• _Collection entries_
______________________________

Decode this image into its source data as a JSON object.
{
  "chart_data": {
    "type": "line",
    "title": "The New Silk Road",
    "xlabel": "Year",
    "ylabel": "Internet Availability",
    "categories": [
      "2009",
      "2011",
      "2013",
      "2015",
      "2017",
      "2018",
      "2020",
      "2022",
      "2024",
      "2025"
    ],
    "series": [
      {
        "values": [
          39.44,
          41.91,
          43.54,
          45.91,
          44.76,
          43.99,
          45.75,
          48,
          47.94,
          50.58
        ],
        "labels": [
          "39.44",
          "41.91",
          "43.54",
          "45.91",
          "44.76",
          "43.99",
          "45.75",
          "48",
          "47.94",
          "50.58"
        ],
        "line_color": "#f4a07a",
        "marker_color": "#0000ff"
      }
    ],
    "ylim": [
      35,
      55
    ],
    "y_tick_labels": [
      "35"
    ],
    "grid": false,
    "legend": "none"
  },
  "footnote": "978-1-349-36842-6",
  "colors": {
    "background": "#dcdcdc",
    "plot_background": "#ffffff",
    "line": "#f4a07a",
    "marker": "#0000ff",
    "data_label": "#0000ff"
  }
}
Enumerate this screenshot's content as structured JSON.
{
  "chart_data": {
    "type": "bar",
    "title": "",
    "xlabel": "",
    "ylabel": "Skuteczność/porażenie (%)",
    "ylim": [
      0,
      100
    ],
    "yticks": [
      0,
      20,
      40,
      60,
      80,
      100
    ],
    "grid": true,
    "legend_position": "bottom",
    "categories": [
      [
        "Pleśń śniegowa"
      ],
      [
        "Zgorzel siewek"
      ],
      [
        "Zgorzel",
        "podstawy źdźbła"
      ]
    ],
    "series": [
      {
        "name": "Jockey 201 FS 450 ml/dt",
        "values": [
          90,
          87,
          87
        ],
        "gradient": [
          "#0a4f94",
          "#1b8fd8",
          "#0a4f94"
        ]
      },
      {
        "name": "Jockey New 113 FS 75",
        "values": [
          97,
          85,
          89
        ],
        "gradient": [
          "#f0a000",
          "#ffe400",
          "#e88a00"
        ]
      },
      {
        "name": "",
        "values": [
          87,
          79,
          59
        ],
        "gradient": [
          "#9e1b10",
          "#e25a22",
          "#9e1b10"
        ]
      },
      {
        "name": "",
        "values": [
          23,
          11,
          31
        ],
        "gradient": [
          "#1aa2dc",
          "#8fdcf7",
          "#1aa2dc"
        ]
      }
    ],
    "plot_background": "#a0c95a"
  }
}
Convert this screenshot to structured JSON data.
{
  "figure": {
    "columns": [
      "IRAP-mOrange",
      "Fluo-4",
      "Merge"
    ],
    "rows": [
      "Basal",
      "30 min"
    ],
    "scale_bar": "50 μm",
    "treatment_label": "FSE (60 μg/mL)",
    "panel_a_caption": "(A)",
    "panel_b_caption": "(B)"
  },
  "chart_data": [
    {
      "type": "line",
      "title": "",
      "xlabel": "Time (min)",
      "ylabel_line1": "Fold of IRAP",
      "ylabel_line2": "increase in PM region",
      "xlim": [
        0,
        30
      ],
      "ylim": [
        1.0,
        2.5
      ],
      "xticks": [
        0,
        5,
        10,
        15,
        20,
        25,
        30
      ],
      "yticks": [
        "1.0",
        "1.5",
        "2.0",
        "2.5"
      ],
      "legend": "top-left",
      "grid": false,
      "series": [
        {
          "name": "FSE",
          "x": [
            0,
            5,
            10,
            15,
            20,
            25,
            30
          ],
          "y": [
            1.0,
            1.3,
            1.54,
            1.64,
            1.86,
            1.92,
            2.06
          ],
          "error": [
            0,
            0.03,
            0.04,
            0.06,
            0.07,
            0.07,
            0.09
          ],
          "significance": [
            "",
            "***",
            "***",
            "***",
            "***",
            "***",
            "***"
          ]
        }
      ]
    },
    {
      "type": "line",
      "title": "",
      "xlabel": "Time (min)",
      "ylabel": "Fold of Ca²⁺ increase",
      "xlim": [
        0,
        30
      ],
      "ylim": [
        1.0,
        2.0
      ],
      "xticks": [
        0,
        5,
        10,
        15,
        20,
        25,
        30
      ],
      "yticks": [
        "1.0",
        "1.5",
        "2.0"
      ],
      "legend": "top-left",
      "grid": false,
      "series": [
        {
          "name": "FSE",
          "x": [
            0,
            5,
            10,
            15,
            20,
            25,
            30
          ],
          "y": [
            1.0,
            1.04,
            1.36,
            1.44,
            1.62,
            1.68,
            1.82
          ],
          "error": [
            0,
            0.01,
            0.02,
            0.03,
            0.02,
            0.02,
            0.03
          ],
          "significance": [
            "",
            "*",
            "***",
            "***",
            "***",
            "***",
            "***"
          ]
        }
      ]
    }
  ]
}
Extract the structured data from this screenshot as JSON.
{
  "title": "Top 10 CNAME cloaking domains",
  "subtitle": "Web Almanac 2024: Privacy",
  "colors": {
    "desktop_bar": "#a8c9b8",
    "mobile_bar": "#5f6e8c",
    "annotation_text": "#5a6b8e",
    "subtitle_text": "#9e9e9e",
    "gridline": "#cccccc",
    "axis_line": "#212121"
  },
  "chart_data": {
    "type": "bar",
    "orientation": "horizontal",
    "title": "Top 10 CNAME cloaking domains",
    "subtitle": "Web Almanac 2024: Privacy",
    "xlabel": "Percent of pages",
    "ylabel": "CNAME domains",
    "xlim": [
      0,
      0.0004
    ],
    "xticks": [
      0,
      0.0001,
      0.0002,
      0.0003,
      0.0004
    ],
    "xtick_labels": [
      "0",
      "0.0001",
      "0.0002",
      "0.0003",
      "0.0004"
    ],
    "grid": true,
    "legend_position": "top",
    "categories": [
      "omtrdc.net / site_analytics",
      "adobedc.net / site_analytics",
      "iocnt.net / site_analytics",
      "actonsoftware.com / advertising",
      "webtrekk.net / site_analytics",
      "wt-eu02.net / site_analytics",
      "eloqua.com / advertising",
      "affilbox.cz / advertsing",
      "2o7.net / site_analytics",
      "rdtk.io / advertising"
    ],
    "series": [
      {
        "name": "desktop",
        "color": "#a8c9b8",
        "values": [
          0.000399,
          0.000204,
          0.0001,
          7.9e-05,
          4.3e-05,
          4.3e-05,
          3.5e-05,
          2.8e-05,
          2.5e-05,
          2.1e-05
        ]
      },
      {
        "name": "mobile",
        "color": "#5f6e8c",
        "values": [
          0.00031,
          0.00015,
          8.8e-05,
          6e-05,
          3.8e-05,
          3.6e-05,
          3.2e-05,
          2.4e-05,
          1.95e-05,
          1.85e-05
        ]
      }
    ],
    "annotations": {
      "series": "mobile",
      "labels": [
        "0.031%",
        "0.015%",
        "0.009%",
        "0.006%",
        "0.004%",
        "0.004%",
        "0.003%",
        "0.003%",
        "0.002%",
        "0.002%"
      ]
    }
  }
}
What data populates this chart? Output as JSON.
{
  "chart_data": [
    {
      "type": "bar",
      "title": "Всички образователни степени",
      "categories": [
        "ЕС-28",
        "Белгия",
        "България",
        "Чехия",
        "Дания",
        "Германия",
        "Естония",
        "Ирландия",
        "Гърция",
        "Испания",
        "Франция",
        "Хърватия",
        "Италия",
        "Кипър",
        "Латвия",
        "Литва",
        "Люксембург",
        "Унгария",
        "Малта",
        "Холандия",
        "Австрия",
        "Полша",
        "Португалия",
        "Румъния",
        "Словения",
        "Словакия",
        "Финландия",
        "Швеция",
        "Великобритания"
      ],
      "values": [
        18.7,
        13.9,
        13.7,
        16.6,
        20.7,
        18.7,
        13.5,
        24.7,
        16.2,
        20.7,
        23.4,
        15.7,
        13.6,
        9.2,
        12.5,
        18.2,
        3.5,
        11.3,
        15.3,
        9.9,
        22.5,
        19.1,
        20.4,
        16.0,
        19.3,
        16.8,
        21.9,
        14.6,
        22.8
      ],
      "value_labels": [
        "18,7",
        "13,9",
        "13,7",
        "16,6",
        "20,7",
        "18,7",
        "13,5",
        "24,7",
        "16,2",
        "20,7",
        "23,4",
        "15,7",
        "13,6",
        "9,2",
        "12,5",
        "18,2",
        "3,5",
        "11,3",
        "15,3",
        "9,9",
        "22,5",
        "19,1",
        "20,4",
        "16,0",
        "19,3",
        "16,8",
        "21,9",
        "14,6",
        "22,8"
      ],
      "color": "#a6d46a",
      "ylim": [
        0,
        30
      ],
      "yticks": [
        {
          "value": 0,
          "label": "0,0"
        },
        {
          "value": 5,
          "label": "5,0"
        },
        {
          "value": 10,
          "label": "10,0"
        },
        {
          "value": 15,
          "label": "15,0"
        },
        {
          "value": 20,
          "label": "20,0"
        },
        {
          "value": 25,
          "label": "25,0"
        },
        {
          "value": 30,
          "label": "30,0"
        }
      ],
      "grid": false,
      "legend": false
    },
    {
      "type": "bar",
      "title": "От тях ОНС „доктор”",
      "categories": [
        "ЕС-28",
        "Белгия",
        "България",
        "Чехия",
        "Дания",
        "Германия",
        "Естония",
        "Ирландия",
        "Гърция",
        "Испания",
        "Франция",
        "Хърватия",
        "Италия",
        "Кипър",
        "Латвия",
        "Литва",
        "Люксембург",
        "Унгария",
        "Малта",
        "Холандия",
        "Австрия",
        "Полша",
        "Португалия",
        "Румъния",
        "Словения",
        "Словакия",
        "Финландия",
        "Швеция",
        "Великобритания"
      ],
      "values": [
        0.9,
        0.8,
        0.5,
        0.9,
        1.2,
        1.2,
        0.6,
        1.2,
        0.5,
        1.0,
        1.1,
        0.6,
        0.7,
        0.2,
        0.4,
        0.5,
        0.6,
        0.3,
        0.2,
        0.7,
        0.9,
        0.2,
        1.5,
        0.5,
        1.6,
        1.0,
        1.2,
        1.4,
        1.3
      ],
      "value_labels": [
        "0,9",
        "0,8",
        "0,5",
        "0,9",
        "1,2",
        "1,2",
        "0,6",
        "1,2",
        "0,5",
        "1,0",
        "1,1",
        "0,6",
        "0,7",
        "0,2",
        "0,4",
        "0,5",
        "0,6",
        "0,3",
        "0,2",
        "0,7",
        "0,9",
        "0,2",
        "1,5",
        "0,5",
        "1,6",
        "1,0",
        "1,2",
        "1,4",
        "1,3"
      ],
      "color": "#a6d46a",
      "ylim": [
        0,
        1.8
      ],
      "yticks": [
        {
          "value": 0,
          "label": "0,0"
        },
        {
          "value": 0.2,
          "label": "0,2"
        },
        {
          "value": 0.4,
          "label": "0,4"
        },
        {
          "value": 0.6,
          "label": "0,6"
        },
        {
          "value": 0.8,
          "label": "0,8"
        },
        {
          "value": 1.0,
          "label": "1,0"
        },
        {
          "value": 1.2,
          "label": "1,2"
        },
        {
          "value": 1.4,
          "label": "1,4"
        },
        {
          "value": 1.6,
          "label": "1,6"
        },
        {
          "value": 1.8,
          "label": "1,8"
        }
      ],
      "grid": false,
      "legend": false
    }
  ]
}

______________________________

• _WRITTEN TASK_
Work out how many lines in the entries hold the string "advertising". Your answer should consist solely of that number.

• _RESPONSE TO THIS EXERCISE_
3